# start of Exercise material

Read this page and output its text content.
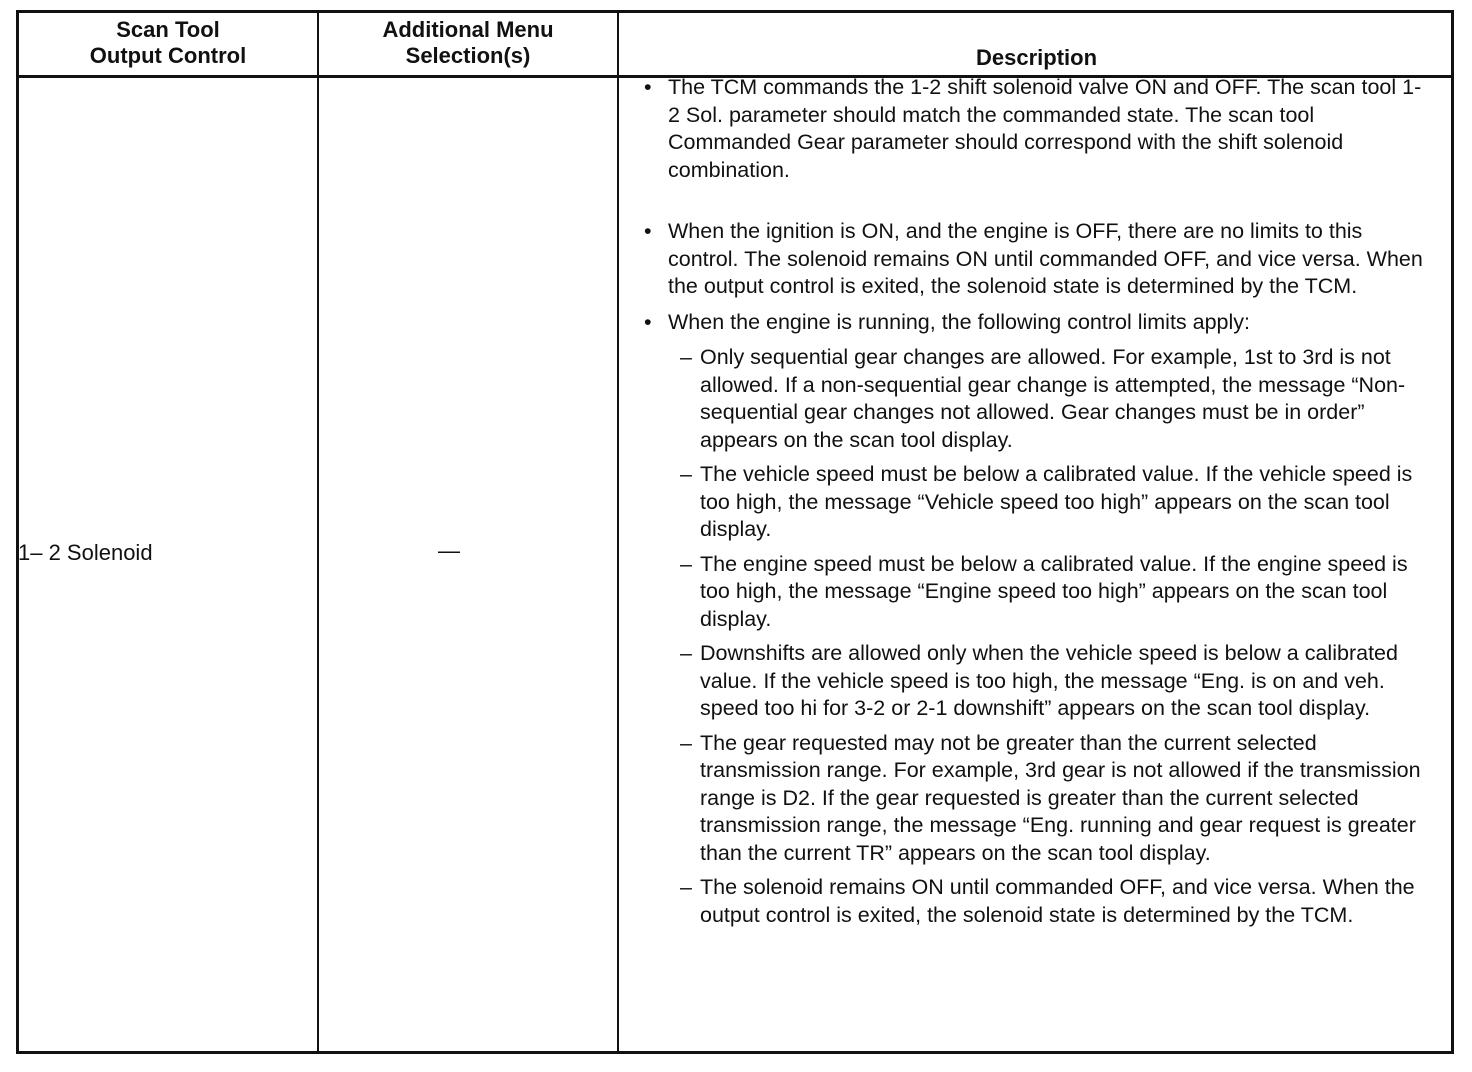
Scan Tool
Output Control
Additional Menu
Selection(s)	Description
1– 2 Solenoid	—

• The TCM commands the 1-2 shift solenoid valve ON and OFF. The scan tool 1-2 Sol. parameter should match the commanded state. The scan tool Commanded Gear parameter should correspond with the shift solenoid combination.

• When the ignition is ON, and the engine is OFF, there are no limits to this control. The solenoid remains ON until commanded OFF, and vice versa. When the output control is exited, the solenoid state is determined by the TCM.

• When the engine is running, the following control limits apply:

– Only sequential gear changes are allowed. For example, 1st to 3rd is not allowed. If a non-sequential gear change is attempted, the message “Non-sequential gear changes not allowed. Gear changes must be in order” appears on the scan tool display.

– The vehicle speed must be below a calibrated value. If the vehicle speed is too high, the message “Vehicle speed too high” appears on the scan tool display.

– The engine speed must be below a calibrated value. If the engine speed is too high, the message “Engine speed too high” appears on the scan tool display.

– Downshifts are allowed only when the vehicle speed is below a calibrated value. If the vehicle speed is too high, the message “Eng. is on and veh. speed too hi for 3-2 or 2-1 downshift” appears on the scan tool display.

– The gear requested may not be greater than the current selected transmission range. For example, 3rd gear is not allowed if the transmission range is D2. If the gear requested is greater than the current selected transmission range, the message “Eng. running and gear request is greater than the current TR” appears on the scan tool display.

– The solenoid remains ON until commanded OFF, and vice versa. When the output control is exited, the solenoid state is determined by the TCM.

# end of Exercise material

** Given exercise **
Check each line of the data above for the string "vehicle", then report how many lines have it, with no other words.

** In response **
2